# [Task brief]
Pictures appear in the records below; write out everything else exactly.

# [Exercise materials]

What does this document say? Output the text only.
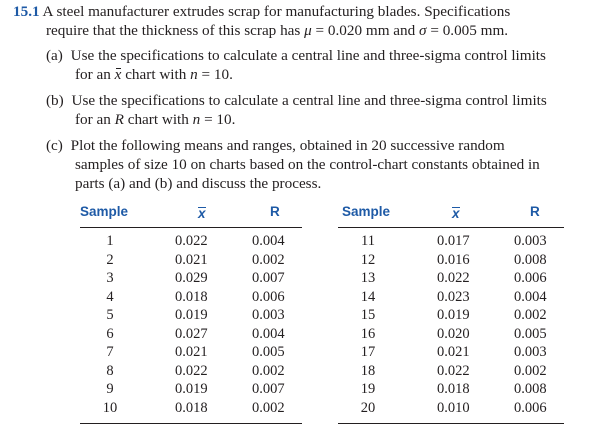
15.1 A steel manufacturer extrudes scrap for manufacturing blades. Specifications
require that the thickness of this scrap has μ = 0.020 mm and σ = 0.005 mm.
(a) Use the specifications to calculate a central line and three-sigma control limits
for an x chart with n = 10.
(b) Use the specifications to calculate a central line and three-sigma control limits
for an R chart with n = 10.
(c) Plot the following means and ranges, obtained in 20 successive random
samples of size 10 on charts based on the control-chart constants obtained in
parts (a) and (b) and discuss the process.
Sample	x	R
1	0.022	0.004
2	0.021	0.002
3	0.029	0.007
4	0.018	0.006
5	0.019	0.003
6	0.027	0.004
7	0.021	0.005
8	0.022	0.002
9	0.019	0.007
10	0.018	0.002
Sample	x	R
11	0.017	0.003
12	0.016	0.008
13	0.022	0.006
14	0.023	0.004
15	0.019	0.002
16	0.020	0.005
17	0.021	0.003
18	0.022	0.002
19	0.018	0.008
20	0.010	0.006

# [The output]
What does this document say? Output the text only.
15.1 A steel manufacturer extrudes scrap for manufacturing blades. Specifications
require that the thickness of this scrap has μ = 0.020 mm and σ = 0.005 mm.
(a) Use the specifications to calculate a central line and three-sigma control limits
for an x chart with n = 10.
(b) Use the specifications to calculate a central line and three-sigma control limits
for an R chart with n = 10.
(c) Plot the following means and ranges, obtained in 20 successive random
samples of size 10 on charts based on the control-chart constants obtained in
parts (a) and (b) and discuss the process.
Sample	x	R
1	0.022	0.004
2	0.021	0.002
3	0.029	0.007
4	0.018	0.006
5	0.019	0.003
6	0.027	0.004
7	0.021	0.005
8	0.022	0.002
9	0.019	0.007
10	0.018	0.002
Sample	x	R
11	0.017	0.003
12	0.016	0.008
13	0.022	0.006
14	0.023	0.004
15	0.019	0.002
16	0.020	0.005
17	0.021	0.003
18	0.022	0.002
19	0.018	0.008
20	0.010	0.006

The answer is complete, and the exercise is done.